Bounding-box annotations:
"""
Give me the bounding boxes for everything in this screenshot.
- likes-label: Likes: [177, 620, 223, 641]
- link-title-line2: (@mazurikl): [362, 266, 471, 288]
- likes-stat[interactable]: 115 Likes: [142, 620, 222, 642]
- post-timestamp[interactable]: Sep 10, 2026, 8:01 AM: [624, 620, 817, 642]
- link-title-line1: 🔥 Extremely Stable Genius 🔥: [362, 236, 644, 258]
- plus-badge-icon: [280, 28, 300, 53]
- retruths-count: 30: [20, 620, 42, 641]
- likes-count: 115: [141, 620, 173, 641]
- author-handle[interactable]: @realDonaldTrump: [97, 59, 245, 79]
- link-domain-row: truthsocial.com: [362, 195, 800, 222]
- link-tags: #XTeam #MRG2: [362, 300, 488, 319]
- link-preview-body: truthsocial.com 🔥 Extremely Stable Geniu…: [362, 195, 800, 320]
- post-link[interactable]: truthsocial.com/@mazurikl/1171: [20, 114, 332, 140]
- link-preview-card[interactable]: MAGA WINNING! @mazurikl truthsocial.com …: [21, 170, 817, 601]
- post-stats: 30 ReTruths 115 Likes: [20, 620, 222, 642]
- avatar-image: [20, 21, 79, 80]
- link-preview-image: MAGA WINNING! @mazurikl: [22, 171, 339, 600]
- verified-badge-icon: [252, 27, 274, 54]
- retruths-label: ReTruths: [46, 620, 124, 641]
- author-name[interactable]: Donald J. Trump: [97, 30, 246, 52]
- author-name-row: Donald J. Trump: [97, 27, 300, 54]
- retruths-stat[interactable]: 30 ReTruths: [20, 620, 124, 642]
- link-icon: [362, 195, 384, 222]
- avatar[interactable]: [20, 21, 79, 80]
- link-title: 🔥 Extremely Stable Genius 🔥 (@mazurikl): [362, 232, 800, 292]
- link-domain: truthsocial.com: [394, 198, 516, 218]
"""
TASK REQUIREMENTS: Reproduce every line of the records above verbatim, in the same order and with the same punctuation.

SOLVED PROBLEM:
Give me the bounding boxes for everything in this screenshot.
- likes-label: Likes: [177, 620, 223, 641]
- link-title-line2: (@mazurikl): [362, 266, 471, 288]
- likes-stat[interactable]: 115 Likes: [142, 620, 222, 642]
- post-timestamp[interactable]: Sep 10, 2026, 8:01 AM: [624, 620, 817, 642]
- link-title-line1: 🔥 Extremely Stable Genius 🔥: [362, 236, 644, 258]
- plus-badge-icon: [280, 28, 300, 53]
- retruths-count: 30: [20, 620, 42, 641]
- likes-count: 115: [141, 620, 173, 641]
- author-handle[interactable]: @realDonaldTrump: [97, 59, 245, 79]
- link-domain-row: truthsocial.com: [362, 195, 800, 222]
- link-tags: #XTeam #MRG2: [362, 300, 488, 319]
- link-preview-body: truthsocial.com 🔥 Extremely Stable Geniu…: [362, 195, 800, 320]
- post-link[interactable]: truthsocial.com/@mazurikl/1171: [20, 114, 332, 140]
- link-preview-card[interactable]: MAGA WINNING! @mazurikl truthsocial.com …: [21, 170, 817, 601]
- post-stats: 30 ReTruths 115 Likes: [20, 620, 222, 642]
- avatar-image: [20, 21, 79, 80]
- link-preview-image: MAGA WINNING! @mazurikl: [22, 171, 339, 600]
- verified-badge-icon: [252, 27, 274, 54]
- retruths-label: ReTruths: [46, 620, 124, 641]
- author-name[interactable]: Donald J. Trump: [97, 30, 246, 52]
- author-name-row: Donald J. Trump: [97, 27, 300, 54]
- retruths-stat[interactable]: 30 ReTruths: [20, 620, 124, 642]
- link-icon: [362, 195, 384, 222]
- avatar[interactable]: [20, 21, 79, 80]
- link-title: 🔥 Extremely Stable Genius 🔥 (@mazurikl): [362, 232, 800, 292]
- link-domain: truthsocial.com: [394, 198, 516, 218]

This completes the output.